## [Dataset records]
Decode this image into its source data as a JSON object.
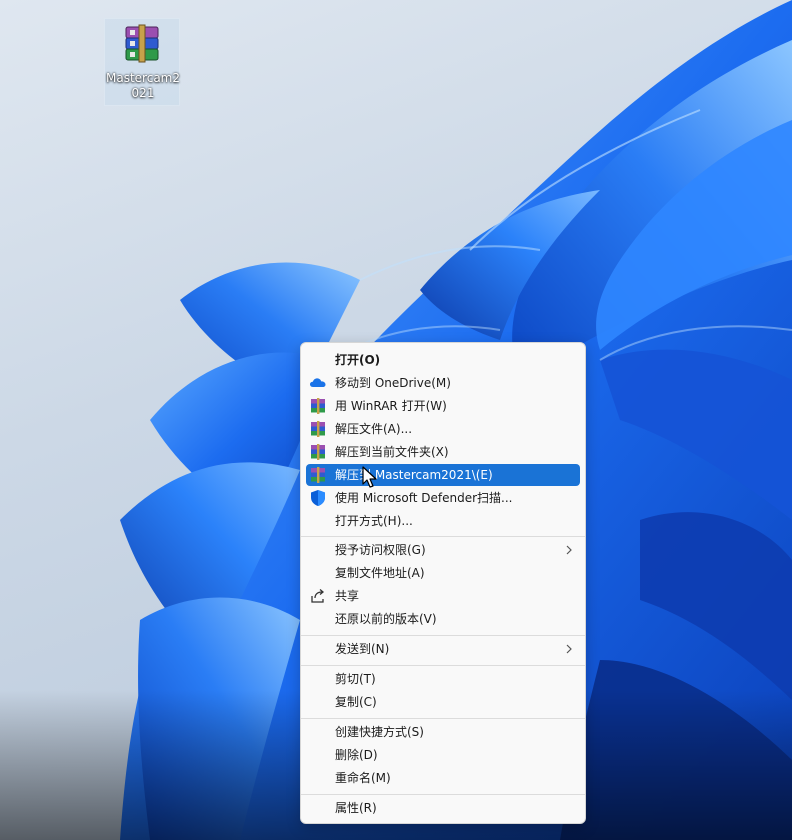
{
  "desktop": {
    "icon_name": "winrar-archive-icon",
    "file_label": "Mastercam2021"
  },
  "context_menu": {
    "items": [
      {
        "label": "打开(O)",
        "icon": "none"
      },
      {
        "label": "移动到 OneDrive(M)",
        "icon": "onedrive-cloud-icon"
      },
      {
        "label": "用 WinRAR 打开(W)",
        "icon": "winrar-icon"
      },
      {
        "label": "解压文件(A)...",
        "icon": "winrar-icon"
      },
      {
        "label": "解压到当前文件夹(X)",
        "icon": "winrar-icon"
      },
      {
        "label": "解压到 Mastercam2021\\(E)",
        "icon": "winrar-icon"
      },
      {
        "label": "使用 Microsoft Defender扫描...",
        "icon": "defender-shield-icon"
      },
      {
        "label": "打开方式(H)...",
        "icon": "none"
      },
      {
        "label": "授予访问权限(G)",
        "icon": "none"
      },
      {
        "label": "复制文件地址(A)",
        "icon": "none"
      },
      {
        "label": "共享",
        "icon": "share-icon"
      },
      {
        "label": "还原以前的版本(V)",
        "icon": "none"
      },
      {
        "label": "发送到(N)",
        "icon": "none"
      },
      {
        "label": "剪切(T)",
        "icon": "none"
      },
      {
        "label": "复制(C)",
        "icon": "none"
      },
      {
        "label": "创建快捷方式(S)",
        "icon": "none"
      },
      {
        "label": "删除(D)",
        "icon": "none"
      },
      {
        "label": "重命名(M)",
        "icon": "none"
      },
      {
        "label": "属性(R)",
        "icon": "none"
      }
    ]
  },
  "colors": {
    "highlight": "#1a73d6",
    "wallpaper_blue": "#1e6ff0",
    "menu_background": "#f9f9f9"
  }
}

## [TASK DIRECTIONS]
Reproduce every line exactly and omit all pictures.

## [FULL OUTPUT]
Decode this image into its source data as a JSON object.
{
  "desktop": {
    "icon_name": "winrar-archive-icon",
    "file_label": "Mastercam2021"
  },
  "context_menu": {
    "items": [
      {
        "label": "打开(O)",
        "icon": "none"
      },
      {
        "label": "移动到 OneDrive(M)",
        "icon": "onedrive-cloud-icon"
      },
      {
        "label": "用 WinRAR 打开(W)",
        "icon": "winrar-icon"
      },
      {
        "label": "解压文件(A)...",
        "icon": "winrar-icon"
      },
      {
        "label": "解压到当前文件夹(X)",
        "icon": "winrar-icon"
      },
      {
        "label": "解压到 Mastercam2021\\(E)",
        "icon": "winrar-icon"
      },
      {
        "label": "使用 Microsoft Defender扫描...",
        "icon": "defender-shield-icon"
      },
      {
        "label": "打开方式(H)...",
        "icon": "none"
      },
      {
        "label": "授予访问权限(G)",
        "icon": "none"
      },
      {
        "label": "复制文件地址(A)",
        "icon": "none"
      },
      {
        "label": "共享",
        "icon": "share-icon"
      },
      {
        "label": "还原以前的版本(V)",
        "icon": "none"
      },
      {
        "label": "发送到(N)",
        "icon": "none"
      },
      {
        "label": "剪切(T)",
        "icon": "none"
      },
      {
        "label": "复制(C)",
        "icon": "none"
      },
      {
        "label": "创建快捷方式(S)",
        "icon": "none"
      },
      {
        "label": "删除(D)",
        "icon": "none"
      },
      {
        "label": "重命名(M)",
        "icon": "none"
      },
      {
        "label": "属性(R)",
        "icon": "none"
      }
    ]
  },
  "colors": {
    "highlight": "#1a73d6",
    "wallpaper_blue": "#1e6ff0",
    "menu_background": "#f9f9f9"
  }
}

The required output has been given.